Source passage:

════

Recently I was told that the only thing we can count on in this world is change.  Change will come along regardless of us wanting it, seeking it, or even liking it.  It is in how we react and roll with the change that truly defines our interaction with the world.  I was captivated by this statement and the knowledge that my reaction to change ripples beyond my line of sight into the world.  


It is with this vision and knowledge of the lasting ripples of change that I am putting forth the information on our Little Eagles program playing U6 and below only.  U7 and U8 players play at the U8 division in our program and in our league.  This change was effective with fall 2017 registration and rostering.  


This season URU is being asked "I want my kindergartner to play in Little Eagles, what do you mean they are in U8?" This is an emotional question with all the love and protectiveness of a parent being felt.  Emotional questions are often the hardest ones to answer because emotion does not always allow for easy communication flow.

════

Dataset content:
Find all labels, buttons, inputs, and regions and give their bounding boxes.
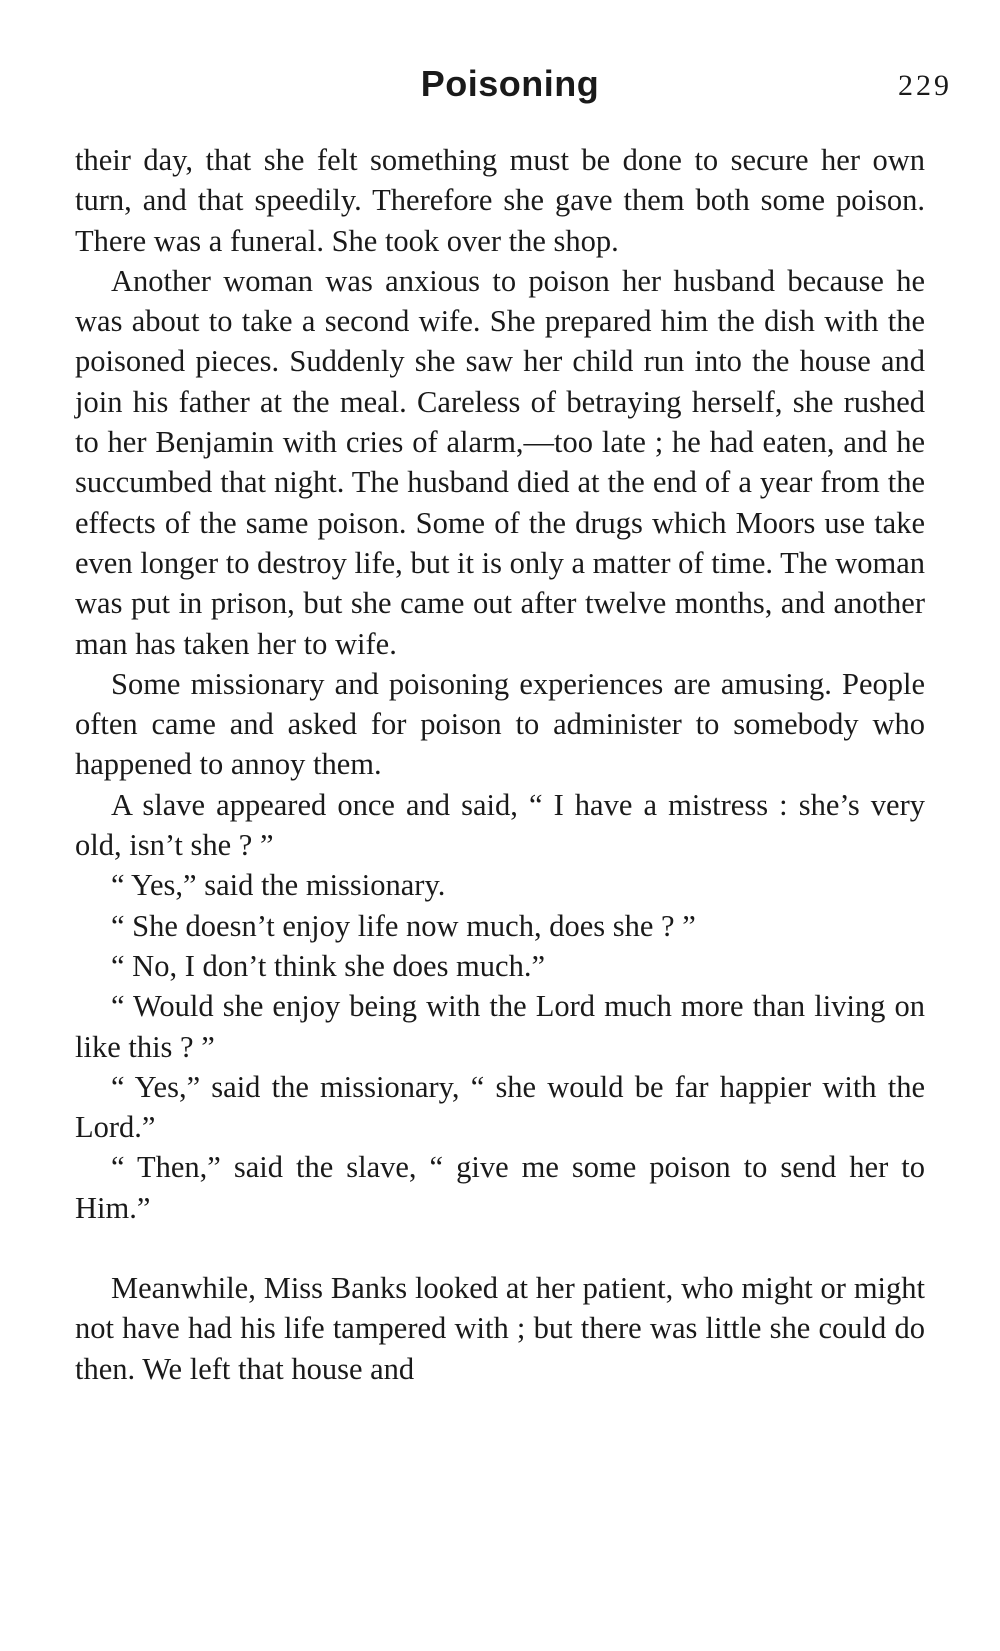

════

To be done:
- a) Print the passage about the Little Eagles program starting at "Recently I was" and ending at "into the world.".
- b) Carry on writing the passage about the Little Eagles program from its last sentence.
The listing has no part in this work.

Responses in order:
- a)
Recently I was told that the only thing we can count on in this world is change.  Change will come along regardless of us wanting it, seeking it, or even liking it.  It is in how we react and roll with the change that truly defines our interaction with the world.  I was captivated by this statement and the knowledge that my reaction to change ripples beyond my line of sight into the world.

- b)
Spring season 2017 URU opened our Little Eagle program to run with the league teams as a local club had pulled all of their kinder teams from the league play.  Without URU, the remaining clubs with U6 teams would have only had 2 teams to play over and over all season.  URU opened our doors and invited the clubs into our fields; however unlike the rest of the league we had not properly rostered our players.  Our U7 players were playing in the Little Eagles U6 division if they were still in kindergarten at school.  When the program was kept in-house we were able to run it to fit us, but the moment we opened it to the league we became subject to local league, USSF requirements, US Soccer, among other soccer regulatory agencies in the USA.   


Keeping the U7 players at Little Eagles in spring was done because our teams were already rostered when the other club pulled out of the DLSO season and the decision to play with the league was made very close to the season opening date for games.  By keeping U7 players at the U6 division of Little Eagles it is not just that we are not complying with the standard of play required by USSF and the agreements made in forming the club, but, that we have kids up to a full year older than the kids playing at U6 and even up to three years older than a U5 player and that is no longer an acceptable rostering practice when the teams we are playing outside of our league do not have children older than the age guidelines.  


Think of it like this, at U8 play, (combined U7 & U8)  would you want to play a team with U9 players rostered?  There is probably a really great reason that the coach put them on that team, but, without the league knowing in full disclosure and approved by all it’s not best practice by any means.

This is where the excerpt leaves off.